- _EXERCISE AIM_
Provide a single number: the count of lines containing the string "settings".

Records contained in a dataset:
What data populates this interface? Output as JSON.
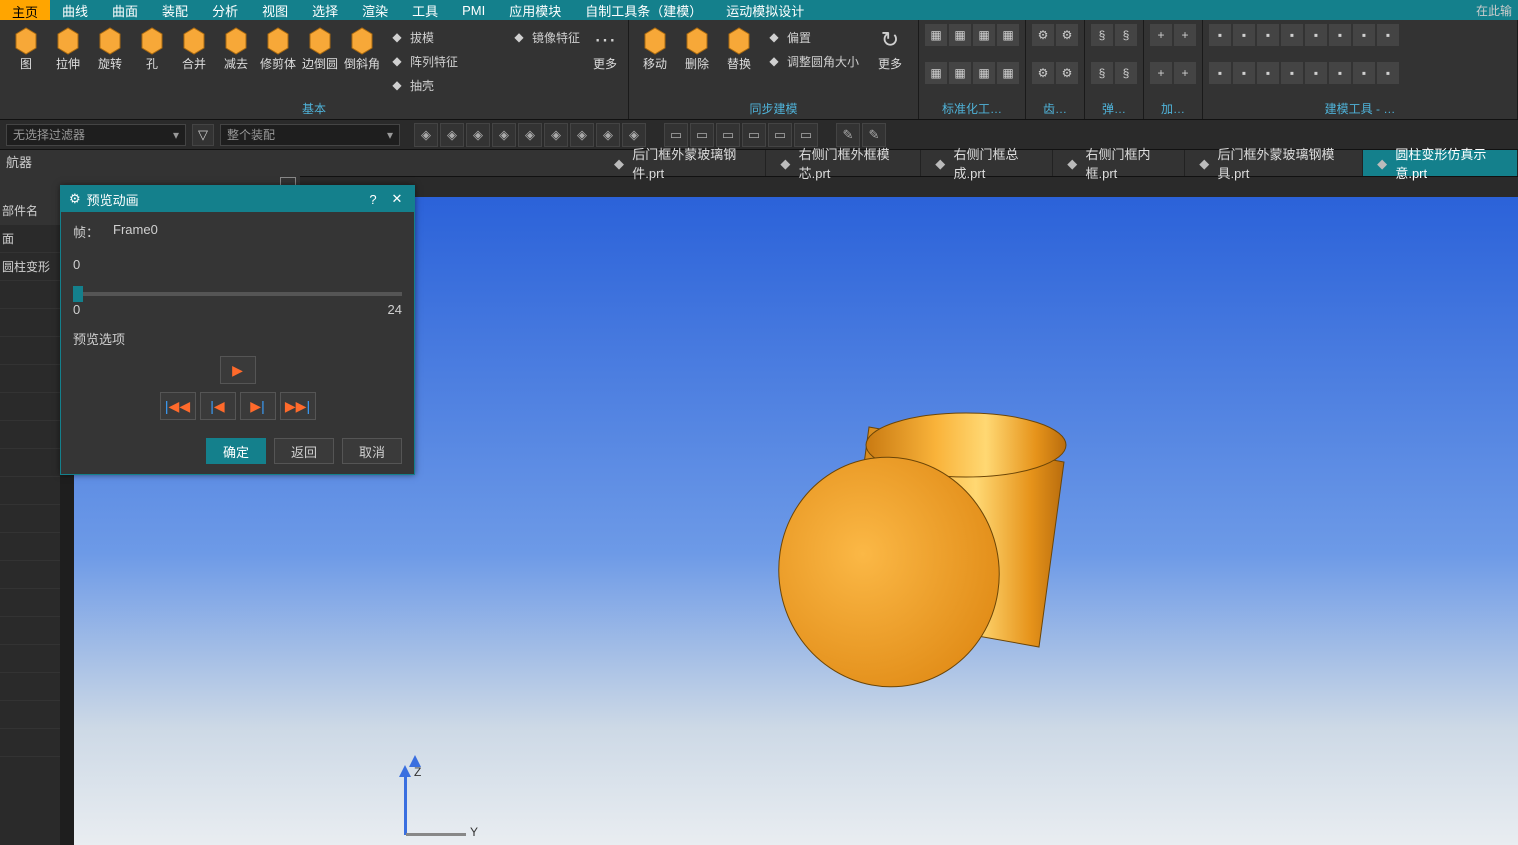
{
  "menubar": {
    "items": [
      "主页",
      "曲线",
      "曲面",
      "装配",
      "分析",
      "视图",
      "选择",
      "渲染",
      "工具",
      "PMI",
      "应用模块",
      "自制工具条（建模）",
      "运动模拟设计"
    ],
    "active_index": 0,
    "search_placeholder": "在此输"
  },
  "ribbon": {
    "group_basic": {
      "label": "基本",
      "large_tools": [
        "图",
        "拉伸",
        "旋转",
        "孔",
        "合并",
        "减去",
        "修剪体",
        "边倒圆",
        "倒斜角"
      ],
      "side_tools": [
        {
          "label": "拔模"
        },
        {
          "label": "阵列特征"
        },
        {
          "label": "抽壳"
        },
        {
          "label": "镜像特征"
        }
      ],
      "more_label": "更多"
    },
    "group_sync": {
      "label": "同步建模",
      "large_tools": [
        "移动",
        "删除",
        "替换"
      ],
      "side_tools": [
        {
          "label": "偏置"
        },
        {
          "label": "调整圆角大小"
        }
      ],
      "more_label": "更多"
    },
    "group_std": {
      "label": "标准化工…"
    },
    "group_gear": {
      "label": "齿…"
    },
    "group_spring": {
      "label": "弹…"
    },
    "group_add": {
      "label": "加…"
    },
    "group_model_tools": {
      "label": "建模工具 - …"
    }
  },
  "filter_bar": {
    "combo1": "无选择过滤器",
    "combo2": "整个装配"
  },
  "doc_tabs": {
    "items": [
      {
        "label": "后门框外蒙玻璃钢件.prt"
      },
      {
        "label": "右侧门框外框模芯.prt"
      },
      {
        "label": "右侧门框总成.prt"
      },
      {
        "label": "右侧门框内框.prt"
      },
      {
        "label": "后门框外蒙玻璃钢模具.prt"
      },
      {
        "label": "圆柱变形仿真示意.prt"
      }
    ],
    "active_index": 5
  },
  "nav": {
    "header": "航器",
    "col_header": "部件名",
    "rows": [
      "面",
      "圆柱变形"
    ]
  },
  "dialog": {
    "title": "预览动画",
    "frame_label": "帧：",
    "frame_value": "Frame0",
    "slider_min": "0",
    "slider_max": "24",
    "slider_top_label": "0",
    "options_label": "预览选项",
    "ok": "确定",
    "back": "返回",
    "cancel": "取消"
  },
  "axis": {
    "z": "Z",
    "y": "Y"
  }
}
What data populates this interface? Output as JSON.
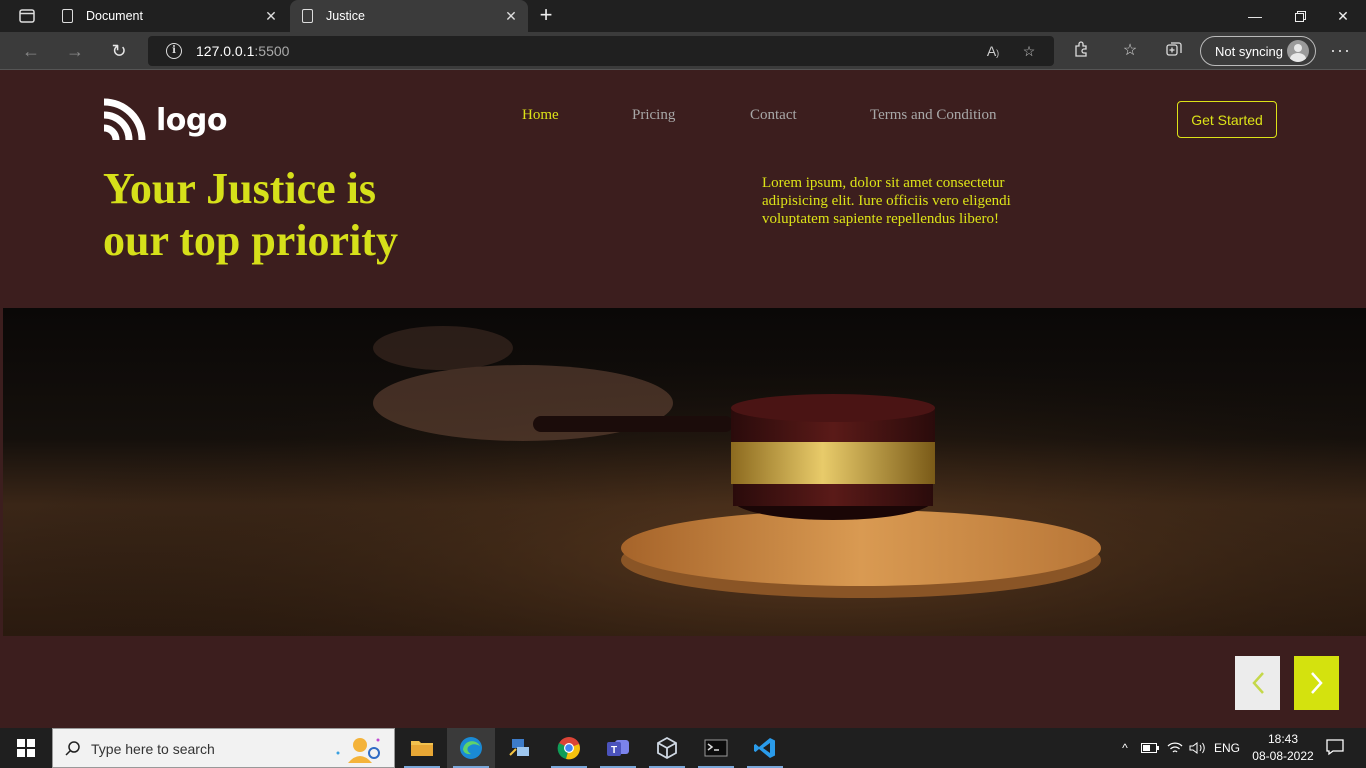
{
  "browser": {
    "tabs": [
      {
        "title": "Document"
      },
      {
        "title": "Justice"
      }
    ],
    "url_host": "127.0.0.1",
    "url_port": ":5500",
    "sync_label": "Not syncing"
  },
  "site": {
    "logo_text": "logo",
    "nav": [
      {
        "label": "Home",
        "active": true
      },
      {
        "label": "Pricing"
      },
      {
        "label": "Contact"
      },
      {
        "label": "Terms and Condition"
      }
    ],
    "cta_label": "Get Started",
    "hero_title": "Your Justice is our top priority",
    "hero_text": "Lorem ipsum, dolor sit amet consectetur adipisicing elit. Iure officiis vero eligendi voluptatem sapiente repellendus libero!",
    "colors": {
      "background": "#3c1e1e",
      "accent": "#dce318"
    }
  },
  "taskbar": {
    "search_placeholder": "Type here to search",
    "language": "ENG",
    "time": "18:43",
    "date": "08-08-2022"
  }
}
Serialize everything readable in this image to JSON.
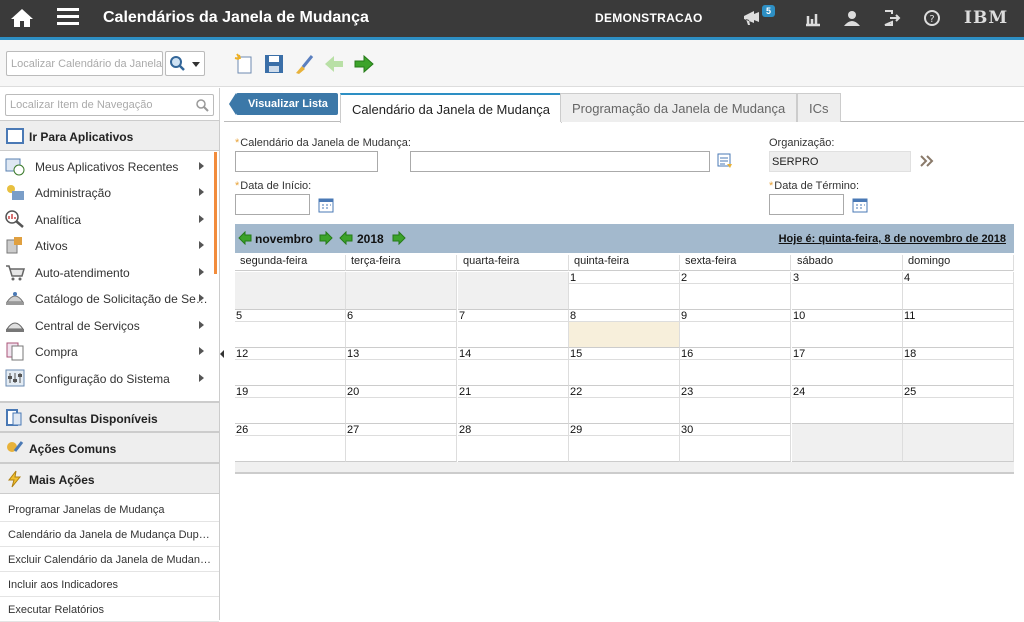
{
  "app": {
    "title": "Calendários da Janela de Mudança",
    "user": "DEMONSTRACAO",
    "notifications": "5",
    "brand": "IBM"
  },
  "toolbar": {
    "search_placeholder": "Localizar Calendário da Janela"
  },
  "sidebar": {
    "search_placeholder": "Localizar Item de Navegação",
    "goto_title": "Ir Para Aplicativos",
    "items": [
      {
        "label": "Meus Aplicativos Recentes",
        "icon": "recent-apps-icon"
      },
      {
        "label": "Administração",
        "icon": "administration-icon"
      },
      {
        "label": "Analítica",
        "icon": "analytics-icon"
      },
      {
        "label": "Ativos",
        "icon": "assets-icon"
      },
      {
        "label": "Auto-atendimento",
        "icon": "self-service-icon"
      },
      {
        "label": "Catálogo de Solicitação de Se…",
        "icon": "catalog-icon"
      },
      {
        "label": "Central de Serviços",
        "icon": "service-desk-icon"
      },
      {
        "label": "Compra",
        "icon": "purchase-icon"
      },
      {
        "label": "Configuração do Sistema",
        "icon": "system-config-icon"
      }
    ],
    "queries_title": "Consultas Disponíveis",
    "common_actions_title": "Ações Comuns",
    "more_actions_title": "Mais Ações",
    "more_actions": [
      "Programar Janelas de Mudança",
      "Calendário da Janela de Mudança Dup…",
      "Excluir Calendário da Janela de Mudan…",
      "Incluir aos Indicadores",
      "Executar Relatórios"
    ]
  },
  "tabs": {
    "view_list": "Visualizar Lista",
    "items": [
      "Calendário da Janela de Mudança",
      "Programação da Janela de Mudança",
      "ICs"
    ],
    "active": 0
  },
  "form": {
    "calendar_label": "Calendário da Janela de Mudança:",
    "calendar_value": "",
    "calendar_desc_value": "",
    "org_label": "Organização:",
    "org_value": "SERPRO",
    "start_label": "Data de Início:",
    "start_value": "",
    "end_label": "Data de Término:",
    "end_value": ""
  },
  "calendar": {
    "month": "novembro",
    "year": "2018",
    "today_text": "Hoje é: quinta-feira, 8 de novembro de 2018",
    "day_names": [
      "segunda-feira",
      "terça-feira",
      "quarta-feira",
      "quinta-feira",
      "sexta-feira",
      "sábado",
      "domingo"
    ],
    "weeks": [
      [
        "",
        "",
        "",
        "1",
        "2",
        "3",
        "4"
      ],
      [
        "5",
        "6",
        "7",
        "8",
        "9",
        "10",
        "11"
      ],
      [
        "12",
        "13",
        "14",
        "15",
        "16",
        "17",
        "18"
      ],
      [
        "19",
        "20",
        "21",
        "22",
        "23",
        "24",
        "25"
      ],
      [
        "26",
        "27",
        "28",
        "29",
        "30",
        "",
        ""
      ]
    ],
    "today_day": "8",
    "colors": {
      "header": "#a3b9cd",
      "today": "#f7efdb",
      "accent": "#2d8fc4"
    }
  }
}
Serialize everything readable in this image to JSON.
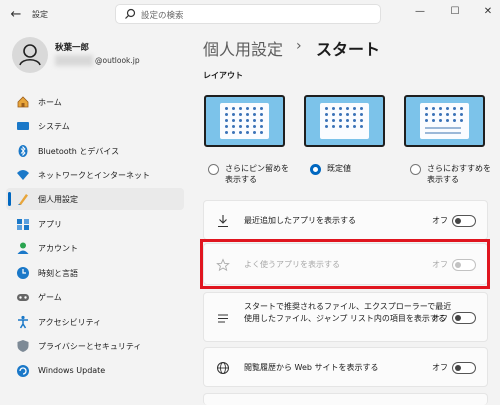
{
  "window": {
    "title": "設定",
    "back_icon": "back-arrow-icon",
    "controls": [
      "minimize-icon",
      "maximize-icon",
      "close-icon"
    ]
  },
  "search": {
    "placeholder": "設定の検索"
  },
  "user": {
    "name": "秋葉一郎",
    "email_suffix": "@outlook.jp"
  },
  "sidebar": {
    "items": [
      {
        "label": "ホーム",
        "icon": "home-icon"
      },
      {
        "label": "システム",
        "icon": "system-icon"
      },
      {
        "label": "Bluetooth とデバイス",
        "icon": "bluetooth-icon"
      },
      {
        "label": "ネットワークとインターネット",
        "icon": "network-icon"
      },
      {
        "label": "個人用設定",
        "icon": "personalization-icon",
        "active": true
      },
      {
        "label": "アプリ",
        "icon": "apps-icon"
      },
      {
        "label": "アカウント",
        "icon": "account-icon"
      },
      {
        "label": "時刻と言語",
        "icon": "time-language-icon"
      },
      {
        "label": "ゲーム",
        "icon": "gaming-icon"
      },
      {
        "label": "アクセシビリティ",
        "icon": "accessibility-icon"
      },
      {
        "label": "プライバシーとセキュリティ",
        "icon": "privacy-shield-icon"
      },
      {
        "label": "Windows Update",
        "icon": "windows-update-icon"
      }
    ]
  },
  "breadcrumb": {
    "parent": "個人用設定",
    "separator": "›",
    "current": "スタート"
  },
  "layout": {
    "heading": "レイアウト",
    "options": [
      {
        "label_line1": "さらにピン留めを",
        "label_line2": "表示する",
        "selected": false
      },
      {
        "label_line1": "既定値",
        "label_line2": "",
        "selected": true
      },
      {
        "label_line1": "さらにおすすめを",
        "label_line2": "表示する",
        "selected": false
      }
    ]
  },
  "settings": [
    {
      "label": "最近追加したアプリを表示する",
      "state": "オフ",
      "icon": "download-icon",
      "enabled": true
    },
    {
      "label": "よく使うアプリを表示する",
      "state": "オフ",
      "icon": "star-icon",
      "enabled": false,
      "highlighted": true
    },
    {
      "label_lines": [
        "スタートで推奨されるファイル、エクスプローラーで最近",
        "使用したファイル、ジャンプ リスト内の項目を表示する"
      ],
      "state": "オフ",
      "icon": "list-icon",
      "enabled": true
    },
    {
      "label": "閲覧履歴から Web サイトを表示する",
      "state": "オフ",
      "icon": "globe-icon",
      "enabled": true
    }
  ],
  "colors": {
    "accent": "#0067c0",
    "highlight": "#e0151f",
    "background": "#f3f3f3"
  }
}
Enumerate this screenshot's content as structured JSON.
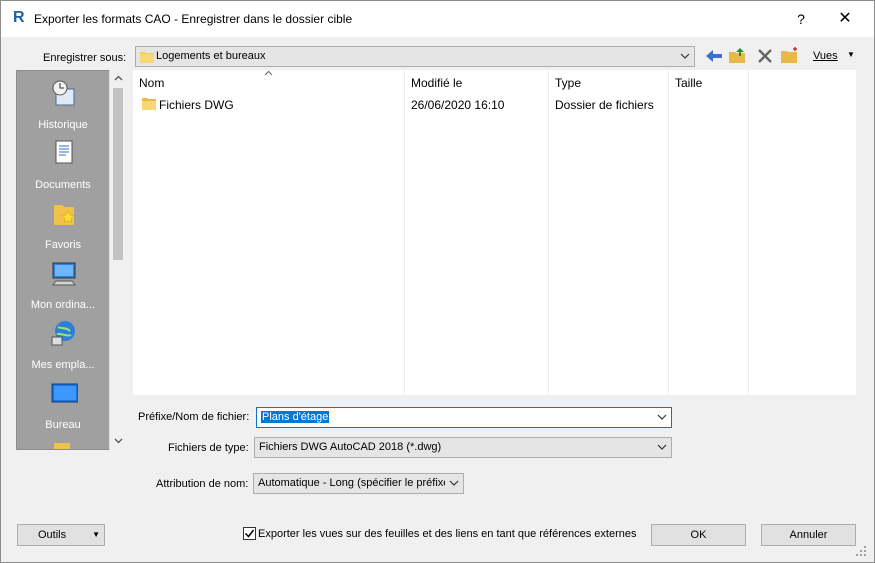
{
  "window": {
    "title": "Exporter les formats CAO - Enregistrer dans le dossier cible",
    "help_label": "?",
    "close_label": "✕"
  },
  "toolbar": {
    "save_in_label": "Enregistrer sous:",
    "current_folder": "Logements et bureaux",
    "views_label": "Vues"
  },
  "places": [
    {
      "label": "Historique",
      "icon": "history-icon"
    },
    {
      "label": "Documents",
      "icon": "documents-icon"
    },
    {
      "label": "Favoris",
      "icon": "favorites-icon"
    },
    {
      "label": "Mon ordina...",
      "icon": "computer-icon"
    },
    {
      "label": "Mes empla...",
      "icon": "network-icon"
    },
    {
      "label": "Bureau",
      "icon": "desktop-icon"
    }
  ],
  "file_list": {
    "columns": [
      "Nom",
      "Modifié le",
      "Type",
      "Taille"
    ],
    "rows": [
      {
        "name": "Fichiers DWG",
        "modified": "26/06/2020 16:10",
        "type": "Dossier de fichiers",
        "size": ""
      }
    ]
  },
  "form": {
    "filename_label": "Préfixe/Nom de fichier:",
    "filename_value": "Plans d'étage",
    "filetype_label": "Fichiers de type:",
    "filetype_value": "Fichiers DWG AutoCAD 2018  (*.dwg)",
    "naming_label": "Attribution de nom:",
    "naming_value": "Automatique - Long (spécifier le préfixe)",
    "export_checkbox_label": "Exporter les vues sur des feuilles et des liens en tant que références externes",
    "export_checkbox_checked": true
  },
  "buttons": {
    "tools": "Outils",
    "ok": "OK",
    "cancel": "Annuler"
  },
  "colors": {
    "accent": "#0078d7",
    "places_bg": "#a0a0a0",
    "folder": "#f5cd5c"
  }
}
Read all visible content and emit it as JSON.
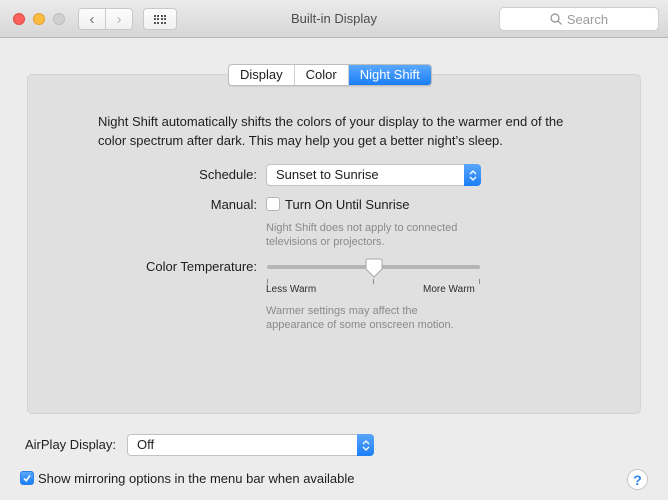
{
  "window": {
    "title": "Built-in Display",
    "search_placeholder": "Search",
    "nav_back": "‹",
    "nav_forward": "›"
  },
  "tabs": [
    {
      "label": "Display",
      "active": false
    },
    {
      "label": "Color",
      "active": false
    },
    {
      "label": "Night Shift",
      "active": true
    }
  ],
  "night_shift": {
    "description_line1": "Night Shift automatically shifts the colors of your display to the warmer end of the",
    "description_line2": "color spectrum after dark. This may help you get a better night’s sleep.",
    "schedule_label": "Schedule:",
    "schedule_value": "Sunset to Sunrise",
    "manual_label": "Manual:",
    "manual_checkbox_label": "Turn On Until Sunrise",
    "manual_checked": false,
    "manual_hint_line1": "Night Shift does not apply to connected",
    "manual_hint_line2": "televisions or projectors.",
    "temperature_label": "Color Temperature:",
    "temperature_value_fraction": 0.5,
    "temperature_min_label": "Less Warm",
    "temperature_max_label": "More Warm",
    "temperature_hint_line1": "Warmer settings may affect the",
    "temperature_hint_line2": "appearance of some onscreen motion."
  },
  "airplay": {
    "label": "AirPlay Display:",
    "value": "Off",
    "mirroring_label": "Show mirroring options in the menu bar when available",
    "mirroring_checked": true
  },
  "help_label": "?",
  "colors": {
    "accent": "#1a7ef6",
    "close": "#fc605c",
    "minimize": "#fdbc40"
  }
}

- _FINISHED TASK_
2